[Extracted information]
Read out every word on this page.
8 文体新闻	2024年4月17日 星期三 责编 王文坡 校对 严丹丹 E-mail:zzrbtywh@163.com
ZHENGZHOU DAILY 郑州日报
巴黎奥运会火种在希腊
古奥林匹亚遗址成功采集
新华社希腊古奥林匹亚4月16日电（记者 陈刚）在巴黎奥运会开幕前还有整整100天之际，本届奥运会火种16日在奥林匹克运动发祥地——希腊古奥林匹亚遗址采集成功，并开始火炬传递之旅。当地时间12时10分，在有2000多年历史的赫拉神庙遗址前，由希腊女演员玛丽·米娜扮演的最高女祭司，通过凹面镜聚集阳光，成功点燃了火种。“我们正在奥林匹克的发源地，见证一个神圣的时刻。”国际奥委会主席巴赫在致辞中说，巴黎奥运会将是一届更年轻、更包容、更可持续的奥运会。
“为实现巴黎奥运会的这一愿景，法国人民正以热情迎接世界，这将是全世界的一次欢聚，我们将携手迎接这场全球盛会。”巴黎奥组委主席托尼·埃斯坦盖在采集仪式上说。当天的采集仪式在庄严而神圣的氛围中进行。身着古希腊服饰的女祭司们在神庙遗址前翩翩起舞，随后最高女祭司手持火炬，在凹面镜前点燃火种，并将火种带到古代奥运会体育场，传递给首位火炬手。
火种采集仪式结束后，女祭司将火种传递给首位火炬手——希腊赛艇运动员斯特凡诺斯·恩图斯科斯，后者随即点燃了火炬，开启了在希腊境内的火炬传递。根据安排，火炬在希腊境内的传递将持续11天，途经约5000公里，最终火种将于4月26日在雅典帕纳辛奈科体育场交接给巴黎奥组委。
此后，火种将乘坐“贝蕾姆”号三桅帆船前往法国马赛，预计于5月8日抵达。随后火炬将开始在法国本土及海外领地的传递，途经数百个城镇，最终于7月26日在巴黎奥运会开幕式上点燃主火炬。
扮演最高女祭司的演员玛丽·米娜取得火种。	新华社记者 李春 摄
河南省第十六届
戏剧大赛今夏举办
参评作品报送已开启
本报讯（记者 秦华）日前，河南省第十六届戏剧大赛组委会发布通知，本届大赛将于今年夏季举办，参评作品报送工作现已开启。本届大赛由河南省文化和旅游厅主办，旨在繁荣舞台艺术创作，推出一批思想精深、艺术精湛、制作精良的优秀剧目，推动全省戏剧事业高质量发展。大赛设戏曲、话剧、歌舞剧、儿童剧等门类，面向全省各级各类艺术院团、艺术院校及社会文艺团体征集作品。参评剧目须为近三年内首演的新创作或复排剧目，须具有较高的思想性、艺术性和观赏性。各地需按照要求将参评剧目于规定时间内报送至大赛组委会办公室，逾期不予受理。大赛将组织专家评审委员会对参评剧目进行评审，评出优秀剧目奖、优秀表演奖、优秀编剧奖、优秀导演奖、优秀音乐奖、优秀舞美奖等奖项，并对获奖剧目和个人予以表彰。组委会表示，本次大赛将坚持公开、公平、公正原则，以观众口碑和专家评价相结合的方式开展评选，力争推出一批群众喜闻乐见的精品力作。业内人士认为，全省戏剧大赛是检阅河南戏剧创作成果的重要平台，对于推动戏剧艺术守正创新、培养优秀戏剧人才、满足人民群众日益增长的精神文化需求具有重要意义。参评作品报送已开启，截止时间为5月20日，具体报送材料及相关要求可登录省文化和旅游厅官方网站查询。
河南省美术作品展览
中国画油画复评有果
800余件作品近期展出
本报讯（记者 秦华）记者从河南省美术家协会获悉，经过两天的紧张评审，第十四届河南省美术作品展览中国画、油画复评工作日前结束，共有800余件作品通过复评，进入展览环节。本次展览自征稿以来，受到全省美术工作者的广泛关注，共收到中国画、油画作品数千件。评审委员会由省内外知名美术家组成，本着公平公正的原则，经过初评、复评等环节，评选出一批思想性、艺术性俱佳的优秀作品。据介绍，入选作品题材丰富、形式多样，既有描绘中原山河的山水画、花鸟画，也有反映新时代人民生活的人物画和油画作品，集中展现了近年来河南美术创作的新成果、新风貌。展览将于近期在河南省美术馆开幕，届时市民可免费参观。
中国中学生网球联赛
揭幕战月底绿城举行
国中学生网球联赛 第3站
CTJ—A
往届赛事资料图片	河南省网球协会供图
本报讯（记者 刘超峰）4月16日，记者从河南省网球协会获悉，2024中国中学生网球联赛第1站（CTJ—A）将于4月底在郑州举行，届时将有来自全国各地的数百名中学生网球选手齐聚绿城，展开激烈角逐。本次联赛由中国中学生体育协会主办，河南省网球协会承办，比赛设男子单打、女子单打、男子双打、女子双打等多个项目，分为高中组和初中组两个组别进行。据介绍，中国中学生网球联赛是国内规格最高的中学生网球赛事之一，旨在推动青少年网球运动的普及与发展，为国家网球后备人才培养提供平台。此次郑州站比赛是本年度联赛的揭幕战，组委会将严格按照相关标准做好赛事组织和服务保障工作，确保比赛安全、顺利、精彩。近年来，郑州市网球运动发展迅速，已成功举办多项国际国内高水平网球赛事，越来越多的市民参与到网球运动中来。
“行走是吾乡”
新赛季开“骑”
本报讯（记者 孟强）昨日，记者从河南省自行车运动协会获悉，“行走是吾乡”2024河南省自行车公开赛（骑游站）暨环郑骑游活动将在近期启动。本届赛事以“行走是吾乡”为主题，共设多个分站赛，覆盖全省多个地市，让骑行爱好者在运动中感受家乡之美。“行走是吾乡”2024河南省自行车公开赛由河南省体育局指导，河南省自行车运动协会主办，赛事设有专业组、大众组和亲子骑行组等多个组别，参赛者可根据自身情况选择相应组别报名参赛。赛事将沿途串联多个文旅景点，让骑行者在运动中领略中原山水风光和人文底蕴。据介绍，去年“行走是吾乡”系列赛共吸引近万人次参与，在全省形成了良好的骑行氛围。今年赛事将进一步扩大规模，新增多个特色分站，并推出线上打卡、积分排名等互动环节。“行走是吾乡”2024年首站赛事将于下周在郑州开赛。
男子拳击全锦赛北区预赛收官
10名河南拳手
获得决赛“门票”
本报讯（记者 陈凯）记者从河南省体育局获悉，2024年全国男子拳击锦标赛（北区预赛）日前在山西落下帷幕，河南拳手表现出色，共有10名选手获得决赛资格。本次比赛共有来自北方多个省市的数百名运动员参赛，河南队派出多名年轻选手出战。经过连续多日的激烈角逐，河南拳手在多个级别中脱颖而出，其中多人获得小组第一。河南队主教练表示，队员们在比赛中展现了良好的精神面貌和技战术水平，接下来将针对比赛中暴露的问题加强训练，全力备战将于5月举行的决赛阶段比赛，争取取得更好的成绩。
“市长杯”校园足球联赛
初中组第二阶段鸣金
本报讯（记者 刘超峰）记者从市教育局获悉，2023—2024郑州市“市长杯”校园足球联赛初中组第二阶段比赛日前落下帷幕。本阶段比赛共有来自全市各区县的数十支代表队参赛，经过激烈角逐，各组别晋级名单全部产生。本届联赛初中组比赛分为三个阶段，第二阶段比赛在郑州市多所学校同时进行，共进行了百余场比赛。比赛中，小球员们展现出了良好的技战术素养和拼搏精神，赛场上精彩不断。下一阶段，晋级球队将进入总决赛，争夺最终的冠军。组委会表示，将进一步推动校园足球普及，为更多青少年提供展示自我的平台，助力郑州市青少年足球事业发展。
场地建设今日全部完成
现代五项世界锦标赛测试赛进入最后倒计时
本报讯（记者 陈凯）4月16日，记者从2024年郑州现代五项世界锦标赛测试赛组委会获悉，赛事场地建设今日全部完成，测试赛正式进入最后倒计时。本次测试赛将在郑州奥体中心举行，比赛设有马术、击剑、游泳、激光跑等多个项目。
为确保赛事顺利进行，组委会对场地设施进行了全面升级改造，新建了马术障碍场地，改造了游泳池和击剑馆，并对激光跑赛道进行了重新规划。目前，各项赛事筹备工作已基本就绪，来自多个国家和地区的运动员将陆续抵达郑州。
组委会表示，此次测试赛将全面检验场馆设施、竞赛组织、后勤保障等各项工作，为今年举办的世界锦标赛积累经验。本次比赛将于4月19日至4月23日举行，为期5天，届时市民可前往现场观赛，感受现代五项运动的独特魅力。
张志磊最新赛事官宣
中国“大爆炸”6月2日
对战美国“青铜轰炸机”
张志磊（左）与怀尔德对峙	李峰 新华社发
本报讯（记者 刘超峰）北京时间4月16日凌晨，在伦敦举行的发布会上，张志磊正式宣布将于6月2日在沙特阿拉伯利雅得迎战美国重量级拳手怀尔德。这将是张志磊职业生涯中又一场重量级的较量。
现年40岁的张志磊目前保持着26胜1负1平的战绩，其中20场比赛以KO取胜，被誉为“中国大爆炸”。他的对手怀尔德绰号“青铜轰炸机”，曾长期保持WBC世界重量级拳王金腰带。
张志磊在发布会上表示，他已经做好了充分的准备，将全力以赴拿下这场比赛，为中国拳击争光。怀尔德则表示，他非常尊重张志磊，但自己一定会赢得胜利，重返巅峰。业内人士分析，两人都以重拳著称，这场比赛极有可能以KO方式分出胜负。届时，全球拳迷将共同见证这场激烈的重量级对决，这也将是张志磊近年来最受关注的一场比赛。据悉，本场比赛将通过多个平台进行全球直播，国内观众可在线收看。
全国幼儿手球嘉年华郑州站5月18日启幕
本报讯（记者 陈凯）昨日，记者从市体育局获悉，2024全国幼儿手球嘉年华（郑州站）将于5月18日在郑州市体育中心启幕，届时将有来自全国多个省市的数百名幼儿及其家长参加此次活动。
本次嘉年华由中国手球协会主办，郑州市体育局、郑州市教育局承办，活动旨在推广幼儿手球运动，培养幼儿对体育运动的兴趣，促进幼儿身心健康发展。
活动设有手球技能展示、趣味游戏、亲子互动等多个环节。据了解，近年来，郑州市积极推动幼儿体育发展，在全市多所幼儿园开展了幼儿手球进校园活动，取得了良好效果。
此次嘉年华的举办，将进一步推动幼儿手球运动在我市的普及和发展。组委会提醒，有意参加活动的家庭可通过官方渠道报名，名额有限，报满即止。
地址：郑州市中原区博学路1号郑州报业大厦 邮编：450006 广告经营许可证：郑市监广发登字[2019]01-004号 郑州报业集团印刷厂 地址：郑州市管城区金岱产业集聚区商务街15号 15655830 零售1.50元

[Written problem]
Where a line of the records above holds the word "青铜轰炸机", copy that line.

[Response to this exercise]
对战美国“青铜轰炸机”
现年40岁的张志磊目前保持着26胜1负1平的战绩，其中20场比赛以KO取胜，被誉为“中国大爆炸”。他的对手怀尔德绰号“青铜轰炸机”，曾长期保持WBC世界重量级拳王金腰带。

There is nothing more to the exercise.